- _REQUIRED TASK_
Copy out every line that contains the word "flashing".

[Data excerpts]
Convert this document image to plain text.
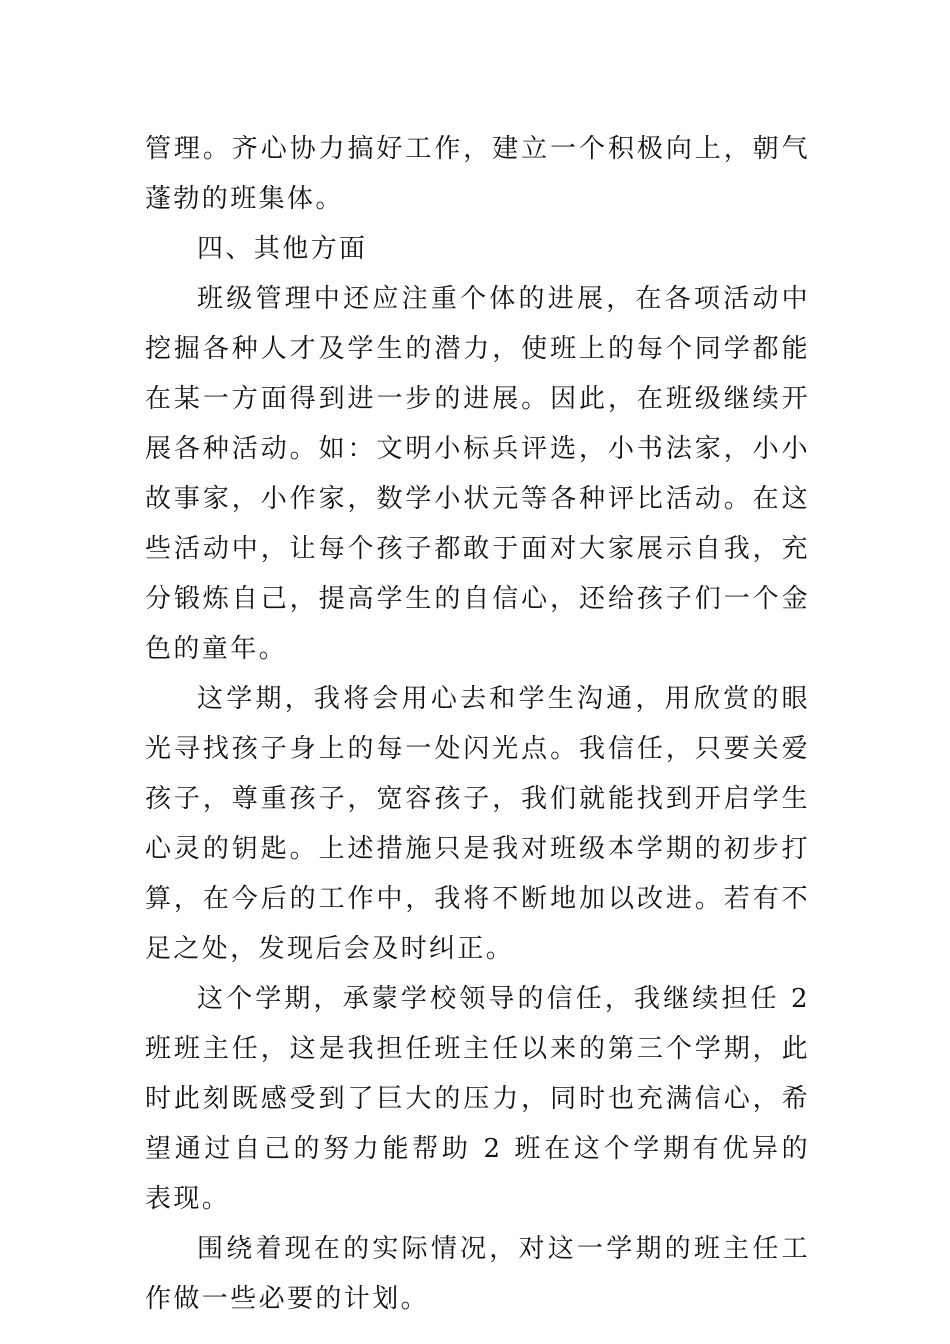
管理。齐心协力搞好工作，建立一个积极向上，朝气蓬勃的班集体。

四、其他方面

班级管理中还应注重个体的进展，在各项活动中挖掘各种人才及学生的潜力，使班上的每个同学都能在某一方面得到进一步的进展。因此，在班级继续开展各种活动。如：文明小标兵评选，小书法家，小小故事家，小作家，数学小状元等各种评比活动。在这些活动中，让每个孩子都敢于面对大家展示自我，充分锻炼自己，提高学生的自信心，还给孩子们一个金色的童年。

这学期，我将会用心去和学生沟通，用欣赏的眼光寻找孩子身上的每一处闪光点。我信任，只要关爱孩子，尊重孩子，宽容孩子，我们就能找到开启学生心灵的钥匙。上述措施只是我对班级本学期的初步打算，在今后的工作中，我将不断地加以改进。若有不足之处，发现后会及时纠正。

这个学期，承蒙学校领导的信任，我继续担任 2 班班主任，这是我担任班主任以来的第三个学期，此时此刻既感受到了巨大的压力，同时也充满信心，希望通过自己的努力能帮助 2 班在这个学期有优异的表现。

围绕着现在的实际情况，对这一学期的班主任工作做一些必要的计划。
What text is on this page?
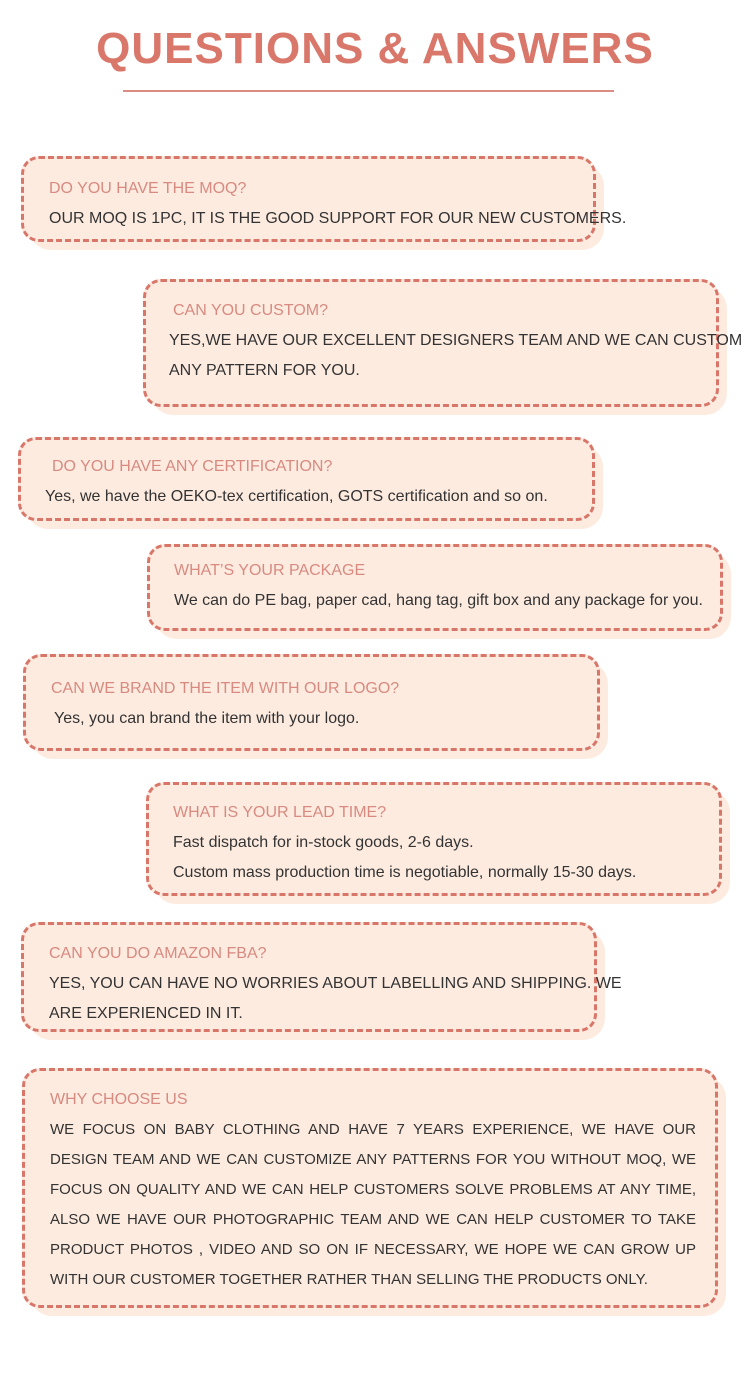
QUESTIONS & ANSWERS
DO YOU HAVE THE MOQ?

OUR MOQ IS 1PC, IT IS THE GOOD SUPPORT FOR OUR NEW CUSTOMERS.

CAN YOU CUSTOM?

YES,WE HAVE OUR EXCELLENT DESIGNERS TEAM AND WE CAN CUSTOM
ANY PATTERN FOR YOU.

DO YOU HAVE ANY CERTIFICATION?

Yes, we have the OEKO-tex certification, GOTS certification and so on.

WHAT’S YOUR PACKAGE

We can do PE bag, paper cad, hang tag, gift box and any package for you.

CAN WE BRAND THE ITEM WITH OUR LOGO?

Yes, you can brand the item with your logo.

WHAT IS YOUR LEAD TIME?

Fast dispatch for in-stock goods, 2-6 days.
Custom mass production time is negotiable, normally 15-30 days.

CAN YOU DO AMAZON FBA?

YES, YOU CAN HAVE NO WORRIES ABOUT LABELLING AND SHIPPING. WE
ARE EXPERIENCED IN IT.

WHY CHOOSE US

WE FOCUS ON BABY CLOTHING AND HAVE 7 YEARS EXPERIENCE, WE HAVE OUR DESIGN TEAM AND WE CAN CUSTOMIZE ANY PATTERNS FOR YOU WITHOUT MOQ, WE FOCUS ON QUALITY AND WE CAN HELP CUSTOMERS SOLVE PROBLEMS AT ANY TIME, ALSO WE HAVE OUR PHOTOGRAPHIC TEAM AND WE CAN HELP CUSTOMER TO TAKE PRODUCT PHOTOS , VIDEO AND SO ON IF NECESSARY, WE HOPE WE CAN GROW UP WITH OUR CUSTOMER TOGETHER RATHER THAN SELLING THE PRODUCTS ONLY.
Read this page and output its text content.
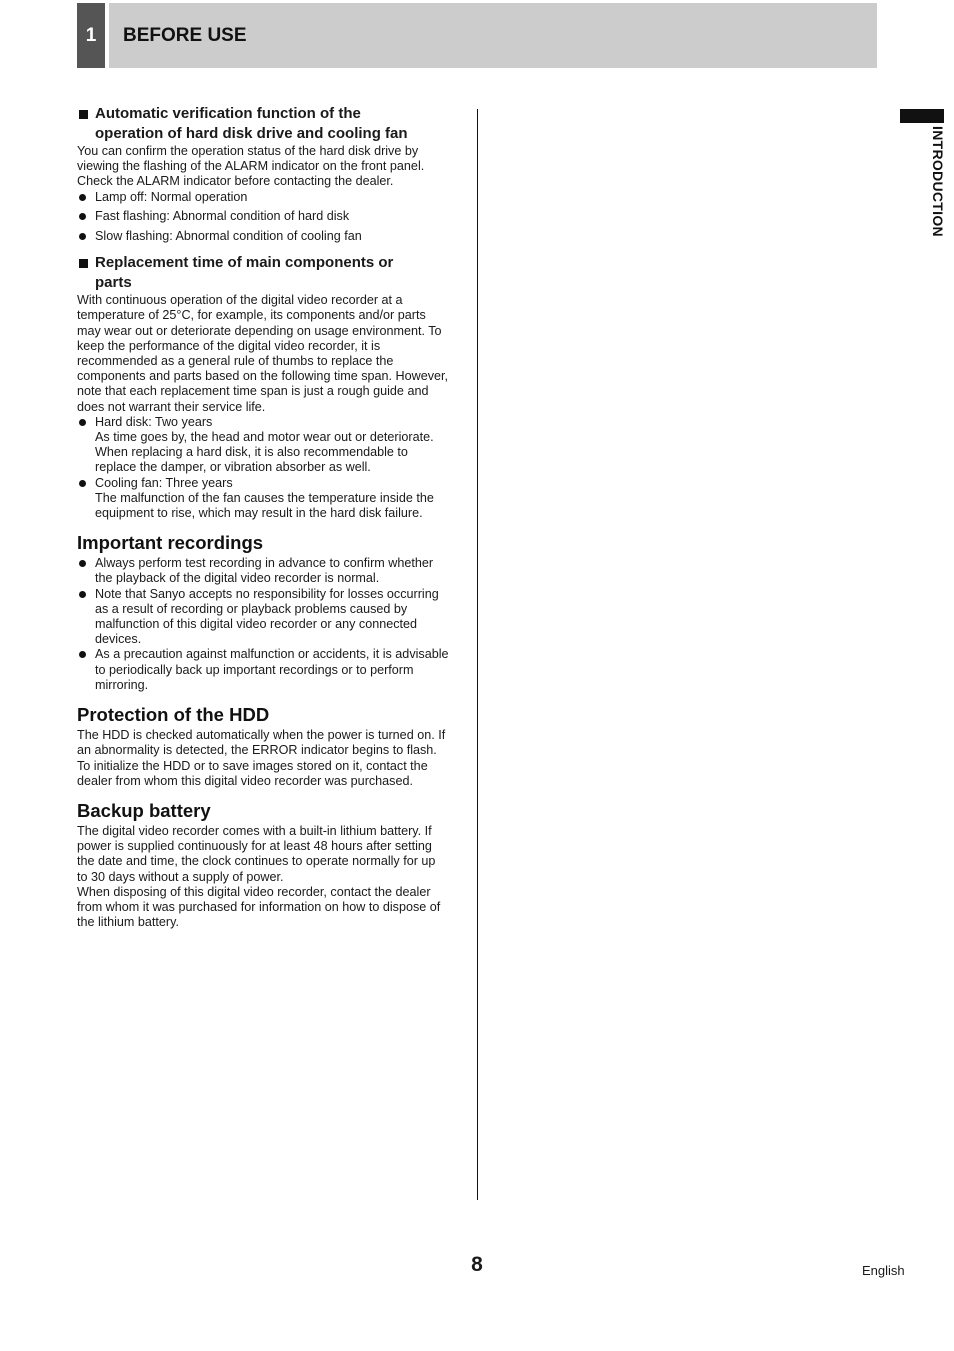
1	BEFORE USE
INTRODUCTION
Automatic verification function of the
operation of hard disk drive and cooling fan

You can confirm the operation status of the hard disk drive by viewing the flashing of the ALARM indicator on the front panel. Check the ALARM indicator before contacting the dealer.

Lamp off: Normal operation
Fast flashing: Abnormal condition of hard disk
Slow flashing: Abnormal condition of cooling fan
Replacement time of main components or
parts

With continuous operation of the digital video recorder at a temperature of 25°C, for example, its components and/or parts may wear out or deteriorate depending on usage environment. To keep the performance of the digital video recorder, it is recommended as a general rule of thumbs to replace the components and parts based on the following time span. However, note that each replacement time span is just a rough guide and does not warrant their service life.

Hard disk: Two years
As time goes by, the head and motor wear out or deteriorate. When replacing a hard disk, it is also recommendable to replace the damper, or vibration absorber as well.
Cooling fan: Three years
The malfunction of the fan causes the temperature inside the equipment to rise, which may result in the hard disk failure.
Important recordings
Always perform test recording in advance to confirm whether the playback of the digital video recorder is normal.
Note that Sanyo accepts no responsibility for losses occurring as a result of recording or playback problems caused by malfunction of this digital video recorder or any connected devices.
As a precaution against malfunction or accidents, it is advisable to periodically back up important recordings or to perform mirroring.
Protection of the HDD

The HDD is checked automatically when the power is turned on. If an abnormality is detected, the ERROR indicator begins to flash. To initialize the HDD or to save images stored on it, contact the dealer from whom this digital video recorder was purchased.

Backup battery

The digital video recorder comes with a built-in lithium battery. If power is supplied continuously for at least 48 hours after setting the date and time, the clock continues to operate normally for up to 30 days without a supply of power.

When disposing of this digital video recorder, contact the dealer from whom it was purchased for information on how to dispose of the lithium battery.

8	English
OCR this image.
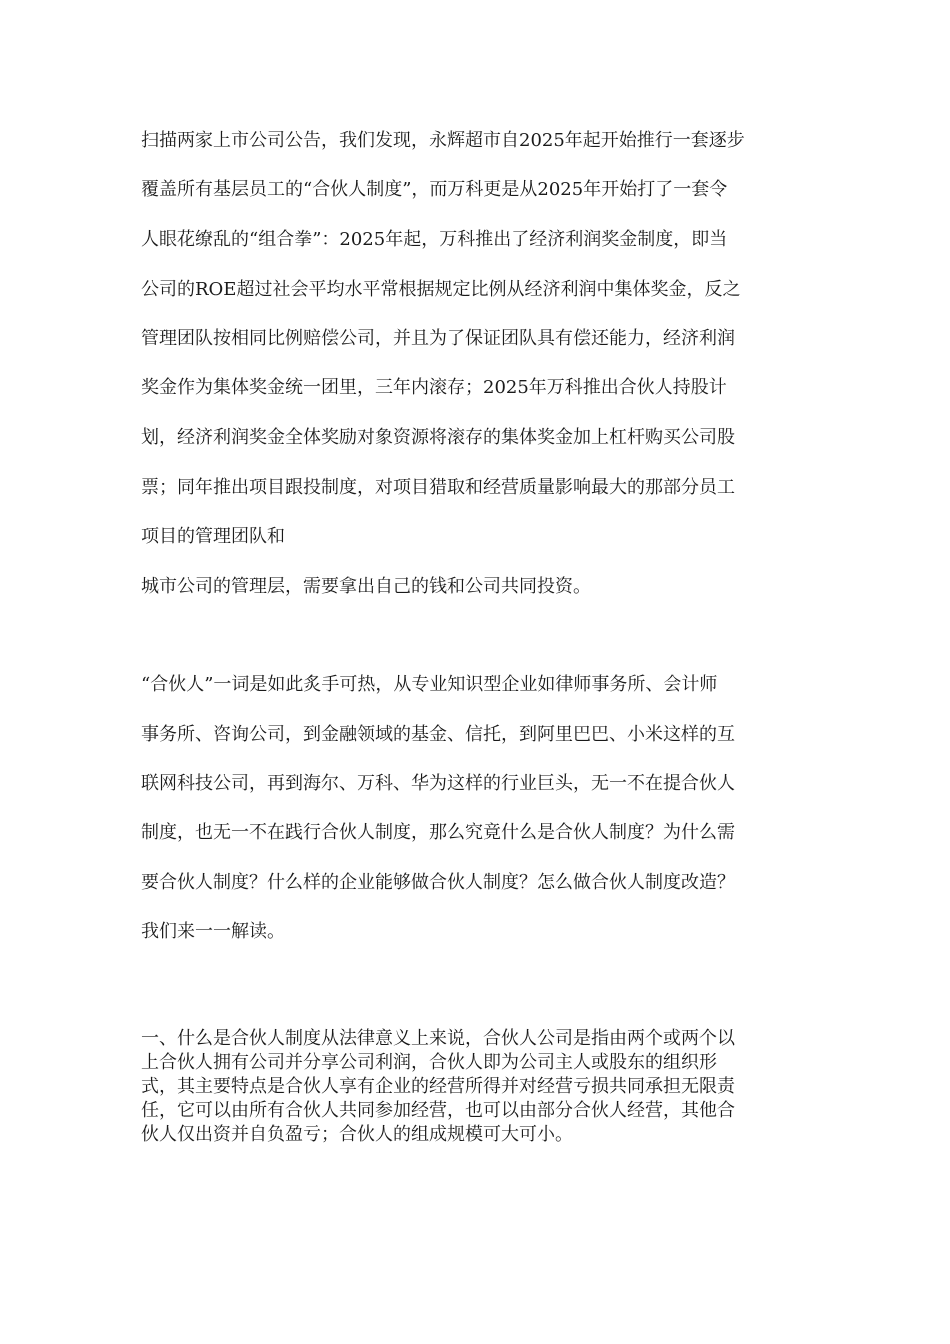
扫描两家上市公司公告，我们发现，永辉超市自2025年起开始推行一套逐步

覆盖所有基层员工的“合伙人制度”，而万科更是从2025年开始打了一套令

人眼花缭乱的“组合拳”：2025年起，万科推出了经济利润奖金制度，即当

公司的ROE超过社会平均水平常根据规定比例从经济利润中集体奖金，反之

管理团队按相同比例赔偿公司，并且为了保证团队具有偿还能力，经济利润

奖金作为集体奖金统一团里，三年内滚存；2025年万科推出合伙人持股计

划，经济利润奖金全体奖励对象资源将滚存的集体奖金加上杠杆购买公司股

票；同年推出项目跟投制度，对项目猎取和经营质量影响最大的那部分员工

项目的管理团队和

城市公司的管理层，需要拿出自己的钱和公司共同投资。

“合伙人”一词是如此炙手可热，从专业知识型企业如律师事务所、会计师

事务所、咨询公司，到金融领域的基金、信托，到阿里巴巴、小米这样的互

联网科技公司，再到海尔、万科、华为这样的行业巨头，无一不在提合伙人

制度，也无一不在践行合伙人制度，那么究竟什么是合伙人制度？为什么需

要合伙人制度？什么样的企业能够做合伙人制度？怎么做合伙人制度改造？

我们来一一解读。

一、什么是合伙人制度从法律意义上来说，合伙人公司是指由两个或两个以

上合伙人拥有公司并分享公司利润，合伙人即为公司主人或股东的组织形

式，其主要特点是合伙人享有企业的经营所得并对经营亏损共同承担无限责

任，它可以由所有合伙人共同参加经营，也可以由部分合伙人经营，其他合

伙人仅出资并自负盈亏；合伙人的组成规模可大可小。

- _EXERCISE RESULT_
You can confirm the operation status of the hard disk drive by viewing the flashing of the ALARM indicator on the front panel. Check the ALARM indicator before contacting the dealer.
Fast flashing: Abnormal condition of hard disk
Slow flashing: Abnormal condition of cooling fan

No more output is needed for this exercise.